§ Directive
Can the data below be set down again exactly, line for line?

§ Recorded data
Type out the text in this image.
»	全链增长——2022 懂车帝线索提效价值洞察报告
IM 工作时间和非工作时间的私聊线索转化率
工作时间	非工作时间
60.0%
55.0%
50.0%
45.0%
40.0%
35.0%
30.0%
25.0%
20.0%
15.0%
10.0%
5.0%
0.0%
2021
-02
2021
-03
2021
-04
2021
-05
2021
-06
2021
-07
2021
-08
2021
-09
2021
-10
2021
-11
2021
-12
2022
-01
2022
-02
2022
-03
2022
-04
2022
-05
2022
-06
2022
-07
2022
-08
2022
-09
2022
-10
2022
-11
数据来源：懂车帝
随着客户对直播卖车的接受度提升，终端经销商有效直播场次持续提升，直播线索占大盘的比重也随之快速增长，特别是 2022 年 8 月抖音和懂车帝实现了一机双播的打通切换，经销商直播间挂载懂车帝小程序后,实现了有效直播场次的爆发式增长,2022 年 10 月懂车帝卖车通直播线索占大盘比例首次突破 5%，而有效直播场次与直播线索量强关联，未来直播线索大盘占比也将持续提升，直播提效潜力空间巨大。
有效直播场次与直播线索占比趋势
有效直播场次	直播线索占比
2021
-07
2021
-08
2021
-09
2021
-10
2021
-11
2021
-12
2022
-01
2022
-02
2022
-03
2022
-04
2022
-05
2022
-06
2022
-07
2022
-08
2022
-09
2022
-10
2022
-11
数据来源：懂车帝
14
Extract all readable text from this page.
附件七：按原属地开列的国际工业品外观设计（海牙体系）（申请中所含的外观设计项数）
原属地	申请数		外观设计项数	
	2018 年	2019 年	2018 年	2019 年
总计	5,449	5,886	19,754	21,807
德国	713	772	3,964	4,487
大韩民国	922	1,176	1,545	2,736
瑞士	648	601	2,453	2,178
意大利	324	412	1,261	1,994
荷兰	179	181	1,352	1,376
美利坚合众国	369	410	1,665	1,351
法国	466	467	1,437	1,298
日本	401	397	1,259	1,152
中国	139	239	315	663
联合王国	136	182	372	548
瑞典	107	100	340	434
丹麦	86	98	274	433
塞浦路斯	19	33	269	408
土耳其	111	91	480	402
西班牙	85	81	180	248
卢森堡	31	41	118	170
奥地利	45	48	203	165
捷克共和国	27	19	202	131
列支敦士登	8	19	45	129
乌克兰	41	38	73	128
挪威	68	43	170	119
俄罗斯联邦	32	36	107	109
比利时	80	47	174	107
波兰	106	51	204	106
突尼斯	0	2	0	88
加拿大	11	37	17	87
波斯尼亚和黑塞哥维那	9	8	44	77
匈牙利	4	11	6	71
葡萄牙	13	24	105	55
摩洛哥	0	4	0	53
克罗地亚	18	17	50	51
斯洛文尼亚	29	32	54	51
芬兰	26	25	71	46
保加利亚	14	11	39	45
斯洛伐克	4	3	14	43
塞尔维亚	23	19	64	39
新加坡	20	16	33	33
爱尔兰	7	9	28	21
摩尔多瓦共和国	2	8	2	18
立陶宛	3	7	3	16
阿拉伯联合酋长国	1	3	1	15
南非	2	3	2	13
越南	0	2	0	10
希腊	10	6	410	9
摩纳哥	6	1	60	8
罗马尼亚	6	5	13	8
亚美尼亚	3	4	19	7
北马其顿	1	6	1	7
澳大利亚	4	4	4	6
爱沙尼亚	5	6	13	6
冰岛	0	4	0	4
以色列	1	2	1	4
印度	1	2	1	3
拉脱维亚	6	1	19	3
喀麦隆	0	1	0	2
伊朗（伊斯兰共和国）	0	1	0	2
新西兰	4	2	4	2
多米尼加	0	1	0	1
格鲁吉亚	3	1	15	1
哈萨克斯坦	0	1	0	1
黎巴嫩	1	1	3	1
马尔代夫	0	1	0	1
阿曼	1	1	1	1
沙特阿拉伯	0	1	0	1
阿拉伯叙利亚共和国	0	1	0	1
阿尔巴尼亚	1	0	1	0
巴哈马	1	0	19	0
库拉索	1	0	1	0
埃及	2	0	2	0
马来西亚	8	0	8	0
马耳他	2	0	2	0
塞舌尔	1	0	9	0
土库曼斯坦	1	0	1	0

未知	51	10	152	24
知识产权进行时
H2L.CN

§ Written answer
Type out the text in this image.
»	全链增长——2022 懂车帝线索提效价值洞察报告
IM 工作时间和非工作时间的私聊线索转化率
工作时间	非工作时间
60.0%
55.0%
50.0%
45.0%
40.0%
35.0%
30.0%
25.0%
20.0%
15.0%
10.0%
5.0%
0.0%
2021
-02
2021
-03
2021
-04
2021
-05
2021
-06
2021
-07
2021
-08
2021
-09
2021
-10
2021
-11
2021
-12
2022
-01
2022
-02
2022
-03
2022
-04
2022
-05
2022
-06
2022
-07
2022
-08
2022
-09
2022
-10
2022
-11
数据来源：懂车帝
随着客户对直播卖车的接受度提升，终端经销商有效直播场次持续提升，直播线索占大盘的比重也随之快速增长，特别是 2022 年 8 月抖音和懂车帝实现了一机双播的打通切换，经销商直播间挂载懂车帝小程序后,实现了有效直播场次的爆发式增长,2022 年 10 月懂车帝卖车通直播线索占大盘比例首次突破 5%，而有效直播场次与直播线索量强关联，未来直播线索大盘占比也将持续提升，直播提效潜力空间巨大。
有效直播场次与直播线索占比趋势
有效直播场次	直播线索占比
2021
-07
2021
-08
2021
-09
2021
-10
2021
-11
2021
-12
2022
-01
2022
-02
2022
-03
2022
-04
2022
-05
2022
-06
2022
-07
2022
-08
2022
-09
2022
-10
2022
-11
数据来源：懂车帝
14
Extract all readable text from this page.
附件七：按原属地开列的国际工业品外观设计（海牙体系）（申请中所含的外观设计项数）
原属地	申请数		外观设计项数	
	2018 年	2019 年	2018 年	2019 年
总计	5,449	5,886	19,754	21,807
德国	713	772	3,964	4,487
大韩民国	922	1,176	1,545	2,736
瑞士	648	601	2,453	2,178
意大利	324	412	1,261	1,994
荷兰	179	181	1,352	1,376
美利坚合众国	369	410	1,665	1,351
法国	466	467	1,437	1,298
日本	401	397	1,259	1,152
中国	139	239	315	663
联合王国	136	182	372	548
瑞典	107	100	340	434
丹麦	86	98	274	433
塞浦路斯	19	33	269	408
土耳其	111	91	480	402
西班牙	85	81	180	248
卢森堡	31	41	118	170
奥地利	45	48	203	165
捷克共和国	27	19	202	131
列支敦士登	8	19	45	129
乌克兰	41	38	73	128
挪威	68	43	170	119
俄罗斯联邦	32	36	107	109
比利时	80	47	174	107
波兰	106	51	204	106
突尼斯	0	2	0	88
加拿大	11	37	17	87
波斯尼亚和黑塞哥维那	9	8	44	77
匈牙利	4	11	6	71
葡萄牙	13	24	105	55
摩洛哥	0	4	0	53
克罗地亚	18	17	50	51
斯洛文尼亚	29	32	54	51
芬兰	26	25	71	46
保加利亚	14	11	39	45
斯洛伐克	4	3	14	43
塞尔维亚	23	19	64	39
新加坡	20	16	33	33
爱尔兰	7	9	28	21
摩尔多瓦共和国	2	8	2	18
立陶宛	3	7	3	16
阿拉伯联合酋长国	1	3	1	15
南非	2	3	2	13
越南	0	2	0	10
希腊	10	6	410	9
摩纳哥	6	1	60	8
罗马尼亚	6	5	13	8
亚美尼亚	3	4	19	7
北马其顿	1	6	1	7
澳大利亚	4	4	4	6
爱沙尼亚	5	6	13	6
冰岛	0	4	0	4
以色列	1	2	1	4
印度	1	2	1	3
拉脱维亚	6	1	19	3
喀麦隆	0	1	0	2
伊朗（伊斯兰共和国）	0	1	0	2
新西兰	4	2	4	2
多米尼加	0	1	0	1
格鲁吉亚	3	1	15	1
哈萨克斯坦	0	1	0	1
黎巴嫩	1	1	3	1
马尔代夫	0	1	0	1
阿曼	1	1	1	1
沙特阿拉伯	0	1	0	1
阿拉伯叙利亚共和国	0	1	0	1
阿尔巴尼亚	1	0	1	0
巴哈马	1	0	19	0
库拉索	1	0	1	0
埃及	2	0	2	0
马来西亚	8	0	8	0
马耳他	2	0	2	0
塞舌尔	1	0	9	0
土库曼斯坦	1	0	1	0

未知	51	10	152	24
知识产权进行时
H2L.CN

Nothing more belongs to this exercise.